══ Working data

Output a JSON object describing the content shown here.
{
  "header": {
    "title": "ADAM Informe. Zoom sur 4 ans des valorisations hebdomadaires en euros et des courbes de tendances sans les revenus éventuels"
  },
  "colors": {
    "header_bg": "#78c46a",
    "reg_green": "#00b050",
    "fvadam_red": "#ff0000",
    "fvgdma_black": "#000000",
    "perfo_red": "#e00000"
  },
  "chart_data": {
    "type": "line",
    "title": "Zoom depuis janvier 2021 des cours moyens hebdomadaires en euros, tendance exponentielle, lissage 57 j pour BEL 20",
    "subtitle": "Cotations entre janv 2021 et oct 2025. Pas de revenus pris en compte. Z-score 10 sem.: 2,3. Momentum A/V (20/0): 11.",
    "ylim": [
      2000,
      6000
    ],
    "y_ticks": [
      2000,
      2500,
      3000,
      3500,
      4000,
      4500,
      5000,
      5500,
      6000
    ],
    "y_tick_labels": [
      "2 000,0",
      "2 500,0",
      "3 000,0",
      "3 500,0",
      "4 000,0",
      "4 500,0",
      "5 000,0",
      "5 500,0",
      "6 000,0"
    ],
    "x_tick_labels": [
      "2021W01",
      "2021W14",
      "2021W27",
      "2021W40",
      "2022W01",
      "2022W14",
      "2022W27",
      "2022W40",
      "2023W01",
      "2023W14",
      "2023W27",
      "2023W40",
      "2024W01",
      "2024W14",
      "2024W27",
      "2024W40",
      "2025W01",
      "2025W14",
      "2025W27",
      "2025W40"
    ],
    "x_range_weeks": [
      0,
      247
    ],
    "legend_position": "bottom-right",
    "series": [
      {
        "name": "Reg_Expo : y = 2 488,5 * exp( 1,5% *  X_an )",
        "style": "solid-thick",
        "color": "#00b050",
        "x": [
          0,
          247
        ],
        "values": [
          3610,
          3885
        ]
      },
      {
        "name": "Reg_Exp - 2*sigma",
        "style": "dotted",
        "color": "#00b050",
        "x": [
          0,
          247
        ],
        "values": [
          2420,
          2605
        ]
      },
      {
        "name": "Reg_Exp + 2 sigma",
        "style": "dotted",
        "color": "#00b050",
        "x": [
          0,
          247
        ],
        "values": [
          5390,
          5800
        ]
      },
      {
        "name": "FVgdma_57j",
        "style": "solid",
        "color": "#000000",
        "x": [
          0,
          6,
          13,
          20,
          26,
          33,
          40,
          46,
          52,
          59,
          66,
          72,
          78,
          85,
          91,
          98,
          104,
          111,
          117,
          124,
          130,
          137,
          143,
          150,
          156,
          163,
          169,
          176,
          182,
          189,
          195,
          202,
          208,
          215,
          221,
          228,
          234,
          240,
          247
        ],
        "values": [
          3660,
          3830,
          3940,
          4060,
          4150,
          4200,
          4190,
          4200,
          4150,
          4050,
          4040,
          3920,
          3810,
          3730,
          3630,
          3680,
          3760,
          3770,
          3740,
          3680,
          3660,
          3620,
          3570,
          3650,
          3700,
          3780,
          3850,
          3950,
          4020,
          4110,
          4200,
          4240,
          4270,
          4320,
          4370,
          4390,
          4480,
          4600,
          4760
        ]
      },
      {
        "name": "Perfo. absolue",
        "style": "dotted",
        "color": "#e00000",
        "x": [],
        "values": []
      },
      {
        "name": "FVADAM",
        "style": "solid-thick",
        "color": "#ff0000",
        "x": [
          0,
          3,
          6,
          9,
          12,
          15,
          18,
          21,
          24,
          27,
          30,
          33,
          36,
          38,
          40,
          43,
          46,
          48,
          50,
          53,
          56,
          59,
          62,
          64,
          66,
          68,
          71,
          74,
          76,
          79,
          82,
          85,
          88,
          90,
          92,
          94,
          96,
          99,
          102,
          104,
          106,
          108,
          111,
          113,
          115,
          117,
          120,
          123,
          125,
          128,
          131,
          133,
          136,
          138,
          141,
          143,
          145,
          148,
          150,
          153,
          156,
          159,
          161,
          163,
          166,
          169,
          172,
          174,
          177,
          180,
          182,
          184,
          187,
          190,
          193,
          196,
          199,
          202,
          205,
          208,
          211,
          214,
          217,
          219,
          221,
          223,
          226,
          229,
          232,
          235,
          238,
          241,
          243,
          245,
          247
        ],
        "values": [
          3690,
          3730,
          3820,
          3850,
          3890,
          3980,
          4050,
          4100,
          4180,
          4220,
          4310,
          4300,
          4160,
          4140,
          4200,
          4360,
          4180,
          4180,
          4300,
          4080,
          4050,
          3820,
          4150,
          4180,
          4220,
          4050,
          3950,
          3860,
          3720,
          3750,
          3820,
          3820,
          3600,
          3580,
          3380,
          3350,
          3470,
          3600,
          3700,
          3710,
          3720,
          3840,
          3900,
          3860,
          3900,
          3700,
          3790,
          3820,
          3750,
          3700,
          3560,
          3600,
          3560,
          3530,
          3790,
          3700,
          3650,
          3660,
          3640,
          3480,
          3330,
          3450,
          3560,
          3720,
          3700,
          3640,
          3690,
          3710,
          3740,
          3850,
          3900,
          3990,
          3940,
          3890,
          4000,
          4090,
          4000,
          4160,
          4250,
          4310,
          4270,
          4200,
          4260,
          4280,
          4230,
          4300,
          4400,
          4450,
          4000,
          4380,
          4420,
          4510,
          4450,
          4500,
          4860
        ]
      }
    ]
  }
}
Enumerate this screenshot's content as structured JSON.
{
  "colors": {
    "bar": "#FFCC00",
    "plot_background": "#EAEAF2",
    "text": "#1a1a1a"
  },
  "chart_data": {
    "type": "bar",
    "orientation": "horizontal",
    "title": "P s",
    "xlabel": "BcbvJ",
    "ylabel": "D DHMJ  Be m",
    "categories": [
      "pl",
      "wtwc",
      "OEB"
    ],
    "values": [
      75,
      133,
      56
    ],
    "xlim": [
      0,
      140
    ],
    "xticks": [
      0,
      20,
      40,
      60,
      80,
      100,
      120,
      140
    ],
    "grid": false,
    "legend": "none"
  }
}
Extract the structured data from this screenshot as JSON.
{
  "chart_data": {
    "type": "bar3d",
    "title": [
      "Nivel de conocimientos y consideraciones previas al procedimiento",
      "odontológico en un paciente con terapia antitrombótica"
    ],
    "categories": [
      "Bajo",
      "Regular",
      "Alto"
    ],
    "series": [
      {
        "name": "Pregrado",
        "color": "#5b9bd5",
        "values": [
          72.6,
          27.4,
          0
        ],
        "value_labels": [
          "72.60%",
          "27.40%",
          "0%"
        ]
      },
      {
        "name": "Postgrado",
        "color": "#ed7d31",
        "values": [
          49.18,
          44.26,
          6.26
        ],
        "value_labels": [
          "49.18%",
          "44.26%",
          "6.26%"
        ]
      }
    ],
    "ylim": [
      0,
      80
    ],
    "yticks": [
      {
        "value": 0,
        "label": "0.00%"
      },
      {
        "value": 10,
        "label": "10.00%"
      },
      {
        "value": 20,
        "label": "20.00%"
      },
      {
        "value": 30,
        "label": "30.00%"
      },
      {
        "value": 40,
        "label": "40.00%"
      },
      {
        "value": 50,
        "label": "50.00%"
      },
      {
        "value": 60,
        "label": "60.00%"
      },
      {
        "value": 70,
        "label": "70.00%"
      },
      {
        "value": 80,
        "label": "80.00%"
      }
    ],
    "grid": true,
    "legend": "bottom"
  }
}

════

_The request_
Output all of the data above without any alteration.

_Answer to the task_
Output a JSON object describing the content shown here.
{
  "header": {
    "title": "ADAM Informe. Zoom sur 4 ans des valorisations hebdomadaires en euros et des courbes de tendances sans les revenus éventuels"
  },
  "colors": {
    "header_bg": "#78c46a",
    "reg_green": "#00b050",
    "fvadam_red": "#ff0000",
    "fvgdma_black": "#000000",
    "perfo_red": "#e00000"
  },
  "chart_data": {
    "type": "line",
    "title": "Zoom depuis janvier 2021 des cours moyens hebdomadaires en euros, tendance exponentielle, lissage 57 j pour BEL 20",
    "subtitle": "Cotations entre janv 2021 et oct 2025. Pas de revenus pris en compte. Z-score 10 sem.: 2,3. Momentum A/V (20/0): 11.",
    "ylim": [
      2000,
      6000
    ],
    "y_ticks": [
      2000,
      2500,
      3000,
      3500,
      4000,
      4500,
      5000,
      5500,
      6000
    ],
    "y_tick_labels": [
      "2 000,0",
      "2 500,0",
      "3 000,0",
      "3 500,0",
      "4 000,0",
      "4 500,0",
      "5 000,0",
      "5 500,0",
      "6 000,0"
    ],
    "x_tick_labels": [
      "2021W01",
      "2021W14",
      "2021W27",
      "2021W40",
      "2022W01",
      "2022W14",
      "2022W27",
      "2022W40",
      "2023W01",
      "2023W14",
      "2023W27",
      "2023W40",
      "2024W01",
      "2024W14",
      "2024W27",
      "2024W40",
      "2025W01",
      "2025W14",
      "2025W27",
      "2025W40"
    ],
    "x_range_weeks": [
      0,
      247
    ],
    "legend_position": "bottom-right",
    "series": [
      {
        "name": "Reg_Expo : y = 2 488,5 * exp( 1,5% *  X_an )",
        "style": "solid-thick",
        "color": "#00b050",
        "x": [
          0,
          247
        ],
        "values": [
          3610,
          3885
        ]
      },
      {
        "name": "Reg_Exp - 2*sigma",
        "style": "dotted",
        "color": "#00b050",
        "x": [
          0,
          247
        ],
        "values": [
          2420,
          2605
        ]
      },
      {
        "name": "Reg_Exp + 2 sigma",
        "style": "dotted",
        "color": "#00b050",
        "x": [
          0,
          247
        ],
        "values": [
          5390,
          5800
        ]
      },
      {
        "name": "FVgdma_57j",
        "style": "solid",
        "color": "#000000",
        "x": [
          0,
          6,
          13,
          20,
          26,
          33,
          40,
          46,
          52,
          59,
          66,
          72,
          78,
          85,
          91,
          98,
          104,
          111,
          117,
          124,
          130,
          137,
          143,
          150,
          156,
          163,
          169,
          176,
          182,
          189,
          195,
          202,
          208,
          215,
          221,
          228,
          234,
          240,
          247
        ],
        "values": [
          3660,
          3830,
          3940,
          4060,
          4150,
          4200,
          4190,
          4200,
          4150,
          4050,
          4040,
          3920,
          3810,
          3730,
          3630,
          3680,
          3760,
          3770,
          3740,
          3680,
          3660,
          3620,
          3570,
          3650,
          3700,
          3780,
          3850,
          3950,
          4020,
          4110,
          4200,
          4240,
          4270,
          4320,
          4370,
          4390,
          4480,
          4600,
          4760
        ]
      },
      {
        "name": "Perfo. absolue",
        "style": "dotted",
        "color": "#e00000",
        "x": [],
        "values": []
      },
      {
        "name": "FVADAM",
        "style": "solid-thick",
        "color": "#ff0000",
        "x": [
          0,
          3,
          6,
          9,
          12,
          15,
          18,
          21,
          24,
          27,
          30,
          33,
          36,
          38,
          40,
          43,
          46,
          48,
          50,
          53,
          56,
          59,
          62,
          64,
          66,
          68,
          71,
          74,
          76,
          79,
          82,
          85,
          88,
          90,
          92,
          94,
          96,
          99,
          102,
          104,
          106,
          108,
          111,
          113,
          115,
          117,
          120,
          123,
          125,
          128,
          131,
          133,
          136,
          138,
          141,
          143,
          145,
          148,
          150,
          153,
          156,
          159,
          161,
          163,
          166,
          169,
          172,
          174,
          177,
          180,
          182,
          184,
          187,
          190,
          193,
          196,
          199,
          202,
          205,
          208,
          211,
          214,
          217,
          219,
          221,
          223,
          226,
          229,
          232,
          235,
          238,
          241,
          243,
          245,
          247
        ],
        "values": [
          3690,
          3730,
          3820,
          3850,
          3890,
          3980,
          4050,
          4100,
          4180,
          4220,
          4310,
          4300,
          4160,
          4140,
          4200,
          4360,
          4180,
          4180,
          4300,
          4080,
          4050,
          3820,
          4150,
          4180,
          4220,
          4050,
          3950,
          3860,
          3720,
          3750,
          3820,
          3820,
          3600,
          3580,
          3380,
          3350,
          3470,
          3600,
          3700,
          3710,
          3720,
          3840,
          3900,
          3860,
          3900,
          3700,
          3790,
          3820,
          3750,
          3700,
          3560,
          3600,
          3560,
          3530,
          3790,
          3700,
          3650,
          3660,
          3640,
          3480,
          3330,
          3450,
          3560,
          3720,
          3700,
          3640,
          3690,
          3710,
          3740,
          3850,
          3900,
          3990,
          3940,
          3890,
          4000,
          4090,
          4000,
          4160,
          4250,
          4310,
          4270,
          4200,
          4260,
          4280,
          4230,
          4300,
          4400,
          4450,
          4000,
          4380,
          4420,
          4510,
          4450,
          4500,
          4860
        ]
      }
    ]
  }
}
Enumerate this screenshot's content as structured JSON.
{
  "colors": {
    "bar": "#FFCC00",
    "plot_background": "#EAEAF2",
    "text": "#1a1a1a"
  },
  "chart_data": {
    "type": "bar",
    "orientation": "horizontal",
    "title": "P s",
    "xlabel": "BcbvJ",
    "ylabel": "D DHMJ  Be m",
    "categories": [
      "pl",
      "wtwc",
      "OEB"
    ],
    "values": [
      75,
      133,
      56
    ],
    "xlim": [
      0,
      140
    ],
    "xticks": [
      0,
      20,
      40,
      60,
      80,
      100,
      120,
      140
    ],
    "grid": false,
    "legend": "none"
  }
}
Extract the structured data from this screenshot as JSON.
{
  "chart_data": {
    "type": "bar3d",
    "title": [
      "Nivel de conocimientos y consideraciones previas al procedimiento",
      "odontológico en un paciente con terapia antitrombótica"
    ],
    "categories": [
      "Bajo",
      "Regular",
      "Alto"
    ],
    "series": [
      {
        "name": "Pregrado",
        "color": "#5b9bd5",
        "values": [
          72.6,
          27.4,
          0
        ],
        "value_labels": [
          "72.60%",
          "27.40%",
          "0%"
        ]
      },
      {
        "name": "Postgrado",
        "color": "#ed7d31",
        "values": [
          49.18,
          44.26,
          6.26
        ],
        "value_labels": [
          "49.18%",
          "44.26%",
          "6.26%"
        ]
      }
    ],
    "ylim": [
      0,
      80
    ],
    "yticks": [
      {
        "value": 0,
        "label": "0.00%"
      },
      {
        "value": 10,
        "label": "10.00%"
      },
      {
        "value": 20,
        "label": "20.00%"
      },
      {
        "value": 30,
        "label": "30.00%"
      },
      {
        "value": 40,
        "label": "40.00%"
      },
      {
        "value": 50,
        "label": "50.00%"
      },
      {
        "value": 60,
        "label": "60.00%"
      },
      {
        "value": 70,
        "label": "70.00%"
      },
      {
        "value": 80,
        "label": "80.00%"
      }
    ],
    "grid": true,
    "legend": "bottom"
  }
}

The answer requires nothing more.